━━ THE INPUT ━━

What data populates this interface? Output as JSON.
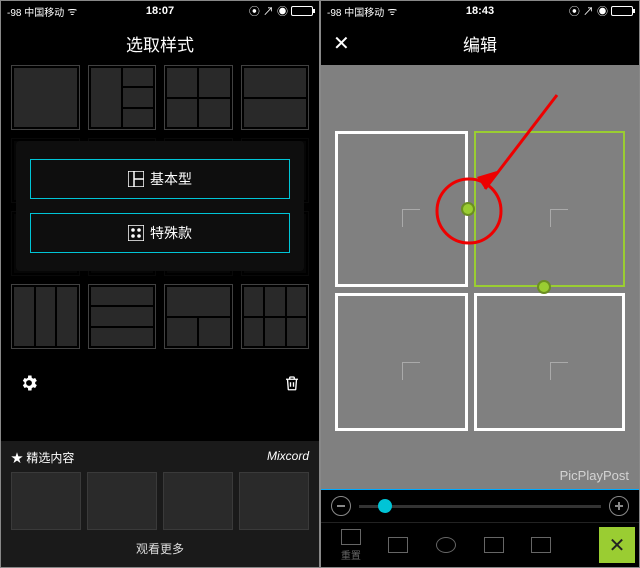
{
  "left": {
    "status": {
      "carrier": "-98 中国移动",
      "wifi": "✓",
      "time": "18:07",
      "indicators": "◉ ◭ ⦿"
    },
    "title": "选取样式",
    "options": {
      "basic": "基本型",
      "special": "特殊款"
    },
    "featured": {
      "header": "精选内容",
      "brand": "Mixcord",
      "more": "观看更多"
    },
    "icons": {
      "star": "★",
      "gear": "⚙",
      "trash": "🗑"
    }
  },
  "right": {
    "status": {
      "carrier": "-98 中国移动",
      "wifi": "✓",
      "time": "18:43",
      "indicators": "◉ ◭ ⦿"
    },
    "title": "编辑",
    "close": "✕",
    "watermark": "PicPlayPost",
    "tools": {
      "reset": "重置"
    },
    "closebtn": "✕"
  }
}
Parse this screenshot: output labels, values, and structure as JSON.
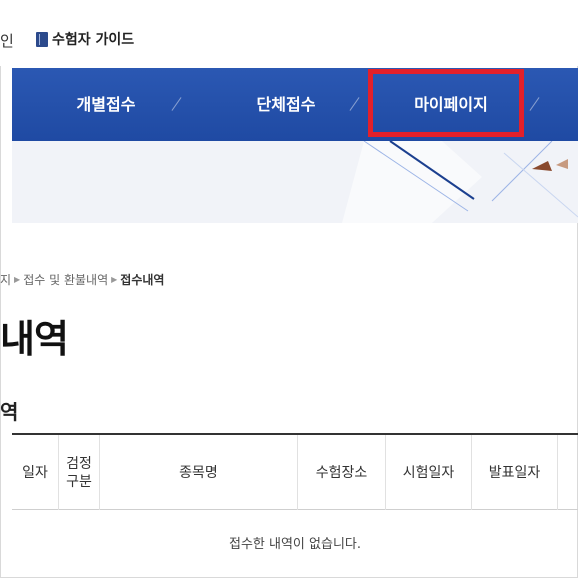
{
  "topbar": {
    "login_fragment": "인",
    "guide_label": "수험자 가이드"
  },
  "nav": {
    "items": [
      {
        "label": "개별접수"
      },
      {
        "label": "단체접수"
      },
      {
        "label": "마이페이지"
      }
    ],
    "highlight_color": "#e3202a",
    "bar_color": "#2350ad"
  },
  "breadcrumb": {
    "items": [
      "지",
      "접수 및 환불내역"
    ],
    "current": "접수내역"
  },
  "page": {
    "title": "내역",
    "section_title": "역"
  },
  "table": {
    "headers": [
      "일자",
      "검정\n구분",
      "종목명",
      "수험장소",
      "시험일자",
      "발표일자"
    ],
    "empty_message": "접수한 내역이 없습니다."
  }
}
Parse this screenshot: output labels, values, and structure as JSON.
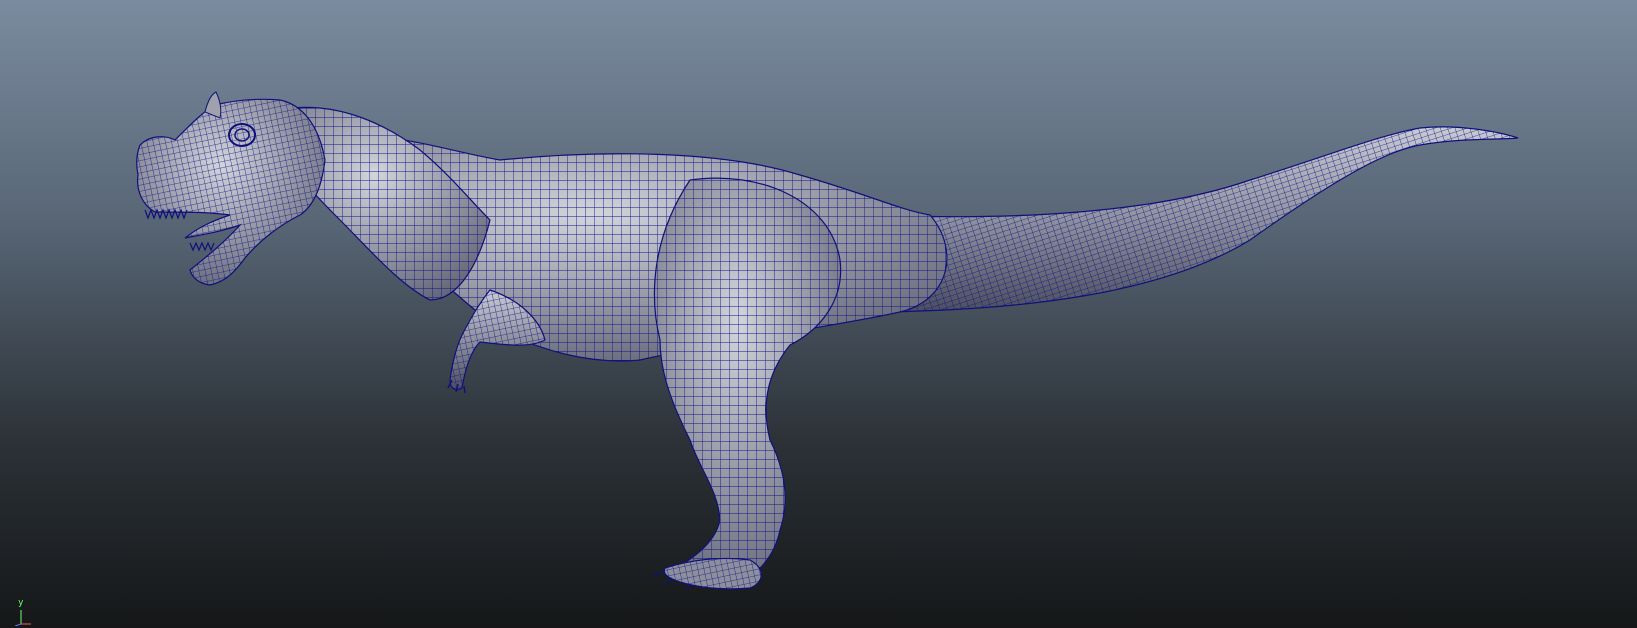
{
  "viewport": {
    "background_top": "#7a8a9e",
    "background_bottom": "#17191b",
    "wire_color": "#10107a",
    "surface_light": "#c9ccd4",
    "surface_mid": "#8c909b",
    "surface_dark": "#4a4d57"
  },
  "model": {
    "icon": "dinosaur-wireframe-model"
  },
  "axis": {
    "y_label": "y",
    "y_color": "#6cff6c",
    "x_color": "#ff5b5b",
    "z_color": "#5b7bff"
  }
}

━━━
━━ THE INPUT ━━

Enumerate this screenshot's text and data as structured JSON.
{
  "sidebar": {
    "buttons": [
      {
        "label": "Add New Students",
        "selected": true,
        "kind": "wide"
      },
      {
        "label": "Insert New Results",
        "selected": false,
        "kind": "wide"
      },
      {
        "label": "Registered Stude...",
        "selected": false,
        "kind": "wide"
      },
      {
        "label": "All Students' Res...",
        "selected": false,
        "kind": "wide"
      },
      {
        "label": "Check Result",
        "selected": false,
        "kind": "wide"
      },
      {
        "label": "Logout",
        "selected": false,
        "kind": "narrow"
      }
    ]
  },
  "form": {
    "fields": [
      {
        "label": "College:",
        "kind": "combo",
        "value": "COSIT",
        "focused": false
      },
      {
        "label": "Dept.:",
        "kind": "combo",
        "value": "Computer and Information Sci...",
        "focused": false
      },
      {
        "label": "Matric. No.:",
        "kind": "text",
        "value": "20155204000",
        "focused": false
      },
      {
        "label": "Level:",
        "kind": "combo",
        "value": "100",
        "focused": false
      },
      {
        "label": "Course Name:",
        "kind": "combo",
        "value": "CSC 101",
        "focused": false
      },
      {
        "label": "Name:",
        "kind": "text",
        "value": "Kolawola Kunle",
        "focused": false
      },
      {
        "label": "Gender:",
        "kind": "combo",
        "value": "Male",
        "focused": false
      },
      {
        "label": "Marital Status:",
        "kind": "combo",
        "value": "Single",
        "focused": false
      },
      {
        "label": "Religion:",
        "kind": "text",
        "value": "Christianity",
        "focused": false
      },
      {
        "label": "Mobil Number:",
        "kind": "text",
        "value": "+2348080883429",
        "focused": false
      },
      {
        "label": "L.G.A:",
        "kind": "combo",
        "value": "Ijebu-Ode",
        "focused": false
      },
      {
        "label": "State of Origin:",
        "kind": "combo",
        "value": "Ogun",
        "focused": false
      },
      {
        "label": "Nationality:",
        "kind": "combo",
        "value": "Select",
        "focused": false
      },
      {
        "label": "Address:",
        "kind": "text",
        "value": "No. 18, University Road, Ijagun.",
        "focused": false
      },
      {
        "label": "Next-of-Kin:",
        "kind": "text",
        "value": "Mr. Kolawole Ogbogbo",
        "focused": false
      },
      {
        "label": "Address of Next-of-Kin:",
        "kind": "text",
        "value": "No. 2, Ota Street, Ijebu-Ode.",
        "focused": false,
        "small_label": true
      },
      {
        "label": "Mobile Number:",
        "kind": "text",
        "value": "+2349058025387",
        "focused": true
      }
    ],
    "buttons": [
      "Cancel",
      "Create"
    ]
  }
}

━━━

OBJECTIVE: Using the listing above, pick out each line that contains the word "this", then copy it.

FINISHED ANSWER:
What data populates this interface? Output as JSON.
Parse this screenshot: output labels, values, and structure as JSON.
Parse this screenshot: output labels, values, and structure as JSON.
Enumerate this screenshot's text and data as structured JSON.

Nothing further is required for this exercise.